Records from a dataset:
——————————

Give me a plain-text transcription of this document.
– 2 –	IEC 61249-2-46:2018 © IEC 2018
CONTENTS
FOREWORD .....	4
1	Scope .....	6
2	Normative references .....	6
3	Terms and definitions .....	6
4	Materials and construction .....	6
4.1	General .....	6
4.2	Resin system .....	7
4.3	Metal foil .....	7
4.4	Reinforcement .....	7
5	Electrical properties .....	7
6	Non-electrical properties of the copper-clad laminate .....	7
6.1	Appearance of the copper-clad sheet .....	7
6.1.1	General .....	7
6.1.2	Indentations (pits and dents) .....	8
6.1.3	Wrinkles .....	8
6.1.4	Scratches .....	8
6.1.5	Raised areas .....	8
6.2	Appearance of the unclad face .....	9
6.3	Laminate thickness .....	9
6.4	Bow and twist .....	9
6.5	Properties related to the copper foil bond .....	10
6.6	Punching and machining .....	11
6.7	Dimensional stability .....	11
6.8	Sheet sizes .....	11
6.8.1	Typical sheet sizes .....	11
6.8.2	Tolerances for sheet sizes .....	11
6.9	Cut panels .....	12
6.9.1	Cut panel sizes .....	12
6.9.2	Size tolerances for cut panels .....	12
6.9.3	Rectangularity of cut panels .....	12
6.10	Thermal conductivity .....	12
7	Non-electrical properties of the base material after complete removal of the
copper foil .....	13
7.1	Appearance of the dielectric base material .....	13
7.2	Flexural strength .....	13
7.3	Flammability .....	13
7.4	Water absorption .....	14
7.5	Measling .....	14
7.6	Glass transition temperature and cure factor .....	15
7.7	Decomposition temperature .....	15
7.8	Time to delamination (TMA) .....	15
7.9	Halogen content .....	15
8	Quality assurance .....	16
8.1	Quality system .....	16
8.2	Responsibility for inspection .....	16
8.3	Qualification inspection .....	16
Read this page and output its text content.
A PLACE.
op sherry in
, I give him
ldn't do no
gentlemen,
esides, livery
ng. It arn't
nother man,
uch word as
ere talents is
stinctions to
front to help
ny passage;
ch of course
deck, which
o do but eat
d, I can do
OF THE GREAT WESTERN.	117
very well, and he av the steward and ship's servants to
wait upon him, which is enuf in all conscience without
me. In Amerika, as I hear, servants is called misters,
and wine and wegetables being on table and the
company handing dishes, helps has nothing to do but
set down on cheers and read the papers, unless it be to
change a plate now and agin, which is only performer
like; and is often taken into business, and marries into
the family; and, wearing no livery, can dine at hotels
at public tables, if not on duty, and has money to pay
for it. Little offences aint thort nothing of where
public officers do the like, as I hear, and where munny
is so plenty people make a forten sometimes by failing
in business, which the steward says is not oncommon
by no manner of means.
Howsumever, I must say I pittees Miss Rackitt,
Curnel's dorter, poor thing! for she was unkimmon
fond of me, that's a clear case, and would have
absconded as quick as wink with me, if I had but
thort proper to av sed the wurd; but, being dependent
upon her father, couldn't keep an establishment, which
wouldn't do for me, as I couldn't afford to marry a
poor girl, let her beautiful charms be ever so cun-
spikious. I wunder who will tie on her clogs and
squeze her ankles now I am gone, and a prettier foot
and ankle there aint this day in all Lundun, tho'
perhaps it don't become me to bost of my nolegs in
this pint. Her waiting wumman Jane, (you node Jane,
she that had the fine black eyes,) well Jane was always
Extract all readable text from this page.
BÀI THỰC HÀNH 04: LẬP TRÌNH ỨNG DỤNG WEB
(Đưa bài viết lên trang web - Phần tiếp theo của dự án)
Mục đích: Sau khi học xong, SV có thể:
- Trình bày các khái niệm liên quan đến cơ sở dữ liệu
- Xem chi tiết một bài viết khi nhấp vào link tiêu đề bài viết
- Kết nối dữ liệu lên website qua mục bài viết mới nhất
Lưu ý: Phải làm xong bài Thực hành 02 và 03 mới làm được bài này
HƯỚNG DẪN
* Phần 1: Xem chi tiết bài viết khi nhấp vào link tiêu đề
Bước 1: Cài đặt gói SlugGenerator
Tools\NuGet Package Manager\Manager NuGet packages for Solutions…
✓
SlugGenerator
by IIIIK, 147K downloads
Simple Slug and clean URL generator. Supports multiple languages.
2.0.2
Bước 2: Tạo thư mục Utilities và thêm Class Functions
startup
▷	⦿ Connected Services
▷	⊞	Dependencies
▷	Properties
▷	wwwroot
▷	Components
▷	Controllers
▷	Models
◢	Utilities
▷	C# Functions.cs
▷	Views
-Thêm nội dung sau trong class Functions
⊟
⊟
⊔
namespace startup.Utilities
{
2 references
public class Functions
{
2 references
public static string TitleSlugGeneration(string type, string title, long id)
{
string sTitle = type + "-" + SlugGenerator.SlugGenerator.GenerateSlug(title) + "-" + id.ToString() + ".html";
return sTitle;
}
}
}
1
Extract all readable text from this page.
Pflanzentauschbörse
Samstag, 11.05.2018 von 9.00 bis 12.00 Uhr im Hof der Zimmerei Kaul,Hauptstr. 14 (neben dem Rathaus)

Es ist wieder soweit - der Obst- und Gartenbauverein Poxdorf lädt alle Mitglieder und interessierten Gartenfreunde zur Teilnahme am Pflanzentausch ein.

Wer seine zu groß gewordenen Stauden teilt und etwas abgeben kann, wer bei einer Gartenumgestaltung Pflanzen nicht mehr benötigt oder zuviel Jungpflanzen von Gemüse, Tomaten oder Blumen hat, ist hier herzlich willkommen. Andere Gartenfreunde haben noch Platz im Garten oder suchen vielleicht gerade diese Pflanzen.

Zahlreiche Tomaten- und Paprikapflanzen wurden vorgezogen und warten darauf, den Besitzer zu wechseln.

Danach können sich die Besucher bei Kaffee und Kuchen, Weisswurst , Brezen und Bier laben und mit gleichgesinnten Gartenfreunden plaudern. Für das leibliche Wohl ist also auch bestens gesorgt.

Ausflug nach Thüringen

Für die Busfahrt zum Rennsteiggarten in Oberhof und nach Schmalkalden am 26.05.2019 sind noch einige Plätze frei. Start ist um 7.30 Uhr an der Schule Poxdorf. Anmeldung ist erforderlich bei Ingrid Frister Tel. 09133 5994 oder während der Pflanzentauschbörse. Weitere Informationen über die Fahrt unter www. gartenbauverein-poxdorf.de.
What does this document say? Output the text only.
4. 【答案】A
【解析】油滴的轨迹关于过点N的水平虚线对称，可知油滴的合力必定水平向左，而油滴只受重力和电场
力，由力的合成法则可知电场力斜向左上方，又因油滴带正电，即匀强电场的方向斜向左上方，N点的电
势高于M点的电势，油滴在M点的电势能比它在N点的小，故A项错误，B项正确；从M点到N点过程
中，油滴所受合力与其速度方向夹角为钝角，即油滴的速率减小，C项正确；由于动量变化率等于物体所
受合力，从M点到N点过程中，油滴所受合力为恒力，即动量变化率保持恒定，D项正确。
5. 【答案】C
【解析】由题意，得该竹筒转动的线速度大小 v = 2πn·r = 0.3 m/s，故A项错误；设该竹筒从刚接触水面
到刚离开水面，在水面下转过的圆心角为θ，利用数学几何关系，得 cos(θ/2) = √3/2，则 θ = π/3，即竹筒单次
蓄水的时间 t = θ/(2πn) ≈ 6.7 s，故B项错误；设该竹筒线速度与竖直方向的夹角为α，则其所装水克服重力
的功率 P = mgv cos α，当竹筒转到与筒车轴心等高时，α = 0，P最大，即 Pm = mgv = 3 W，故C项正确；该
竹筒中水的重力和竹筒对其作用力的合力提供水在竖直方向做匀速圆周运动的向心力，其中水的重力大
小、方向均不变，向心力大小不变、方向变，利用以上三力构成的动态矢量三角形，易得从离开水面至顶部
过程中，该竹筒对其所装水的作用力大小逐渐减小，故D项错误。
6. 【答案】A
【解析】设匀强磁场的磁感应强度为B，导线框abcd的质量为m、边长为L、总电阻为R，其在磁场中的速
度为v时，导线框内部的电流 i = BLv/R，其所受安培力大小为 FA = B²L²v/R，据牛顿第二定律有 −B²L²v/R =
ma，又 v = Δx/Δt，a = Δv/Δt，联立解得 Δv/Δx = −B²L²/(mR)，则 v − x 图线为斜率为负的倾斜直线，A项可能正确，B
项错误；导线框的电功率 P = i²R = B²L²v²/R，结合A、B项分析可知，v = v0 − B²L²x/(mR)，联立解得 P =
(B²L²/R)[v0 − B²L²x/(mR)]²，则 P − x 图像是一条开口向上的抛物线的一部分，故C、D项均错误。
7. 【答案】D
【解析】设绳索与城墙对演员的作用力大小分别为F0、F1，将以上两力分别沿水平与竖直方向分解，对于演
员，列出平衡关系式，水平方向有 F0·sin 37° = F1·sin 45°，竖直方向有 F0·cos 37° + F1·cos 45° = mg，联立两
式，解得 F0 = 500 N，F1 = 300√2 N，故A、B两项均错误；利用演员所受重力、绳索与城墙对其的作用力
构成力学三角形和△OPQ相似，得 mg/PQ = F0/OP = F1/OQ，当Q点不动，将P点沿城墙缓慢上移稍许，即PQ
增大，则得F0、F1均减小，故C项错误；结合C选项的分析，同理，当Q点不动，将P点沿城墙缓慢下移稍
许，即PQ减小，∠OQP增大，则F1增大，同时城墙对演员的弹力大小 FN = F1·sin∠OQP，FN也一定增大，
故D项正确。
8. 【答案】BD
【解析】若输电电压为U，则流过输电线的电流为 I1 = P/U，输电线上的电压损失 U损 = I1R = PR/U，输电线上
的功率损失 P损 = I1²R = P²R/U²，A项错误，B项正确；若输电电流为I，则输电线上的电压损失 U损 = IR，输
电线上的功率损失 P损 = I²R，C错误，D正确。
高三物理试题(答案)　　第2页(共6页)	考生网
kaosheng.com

——————————

**THE REQUEST:** Count every line of the records that holds the string "B项正确". Write only the total.

**SOLUTION TO THIS TASK:** 2